┌─ Stored records
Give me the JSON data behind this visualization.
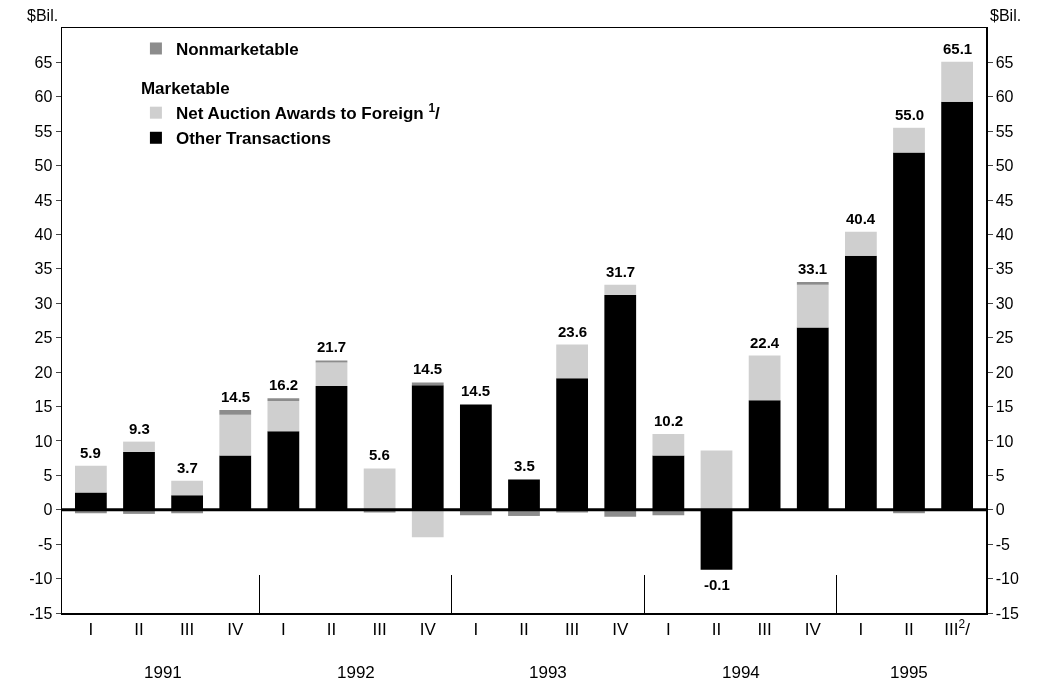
{
  "chart_data": {
    "type": "bar",
    "stacked": true,
    "categories": [
      "I",
      "II",
      "III",
      "IV",
      "I",
      "II",
      "III",
      "IV",
      "I",
      "II",
      "III",
      "IV",
      "I",
      "II",
      "III",
      "IV",
      "I",
      "II",
      "III$^{2}$/"
    ],
    "series": [
      {
        "name": "Other Transactions",
        "color": "#000000",
        "values": [
          2.5,
          8.4,
          2.1,
          7.9,
          11.4,
          18.0,
          null,
          18.1,
          15.3,
          4.4,
          19.1,
          31.2,
          7.9,
          -8.7,
          15.9,
          26.5,
          36.9,
          51.9,
          59.3
        ]
      },
      {
        "name": "Net Auction Awards to Foreign $^{1}$/",
        "color": "#cfcfcf",
        "values": [
          3.9,
          1.5,
          2.1,
          5.9,
          4.4,
          3.4,
          6.0,
          -4.0,
          null,
          null,
          4.9,
          1.5,
          3.1,
          8.6,
          6.5,
          6.2,
          3.5,
          3.6,
          5.8
        ]
      },
      {
        "name": "Nonmarketable",
        "color": "#8c8c8c",
        "values": [
          -0.5,
          -0.6,
          -0.5,
          0.7,
          0.4,
          0.3,
          -0.4,
          0.4,
          -0.8,
          -0.9,
          -0.4,
          -1.0,
          -0.8,
          null,
          null,
          0.4,
          null,
          -0.5,
          null
        ]
      }
    ],
    "totals": [
      "5.9",
      "9.3",
      "3.7",
      "14.5",
      "16.2",
      "21.7",
      "5.6",
      "14.5",
      "14.5",
      "3.5",
      "23.6",
      "31.7",
      "10.2",
      "-0.1",
      "22.4",
      "33.1",
      "40.4",
      "55.0",
      "65.1"
    ],
    "legend_title": "Marketable",
    "annotations": [
      "1991",
      "1992",
      "1993",
      "1994",
      "1995"
    ],
    "ylabel": "$Bil.",
    "y2label": "$Bil.",
    "ylim": [
      -15,
      70
    ],
    "yticks": [
      -15,
      -10,
      -5,
      0,
      5,
      10,
      15,
      20,
      25,
      30,
      35,
      40,
      45,
      50,
      55,
      60,
      65
    ],
    "y2lim": [
      -15,
      70
    ],
    "ref_lines": [
      {
        "axis": "y",
        "value": 0
      }
    ],
    "y2ticks": [
      -15,
      -10,
      -5,
      0,
      5,
      10,
      15,
      20,
      25,
      30,
      35,
      40,
      45,
      50,
      55,
      60,
      65
    ],
    "grid": false,
    "legend": "top left"
  }
}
└─
→ **Short problem**:
From the listing above, copy all lines holding the word "name".

→ **Written answer**:
        "name": "Other Transactions",
        "name": "Net Auction Awards to Foreign $^{1}$/",
        "name": "Nonmarketable",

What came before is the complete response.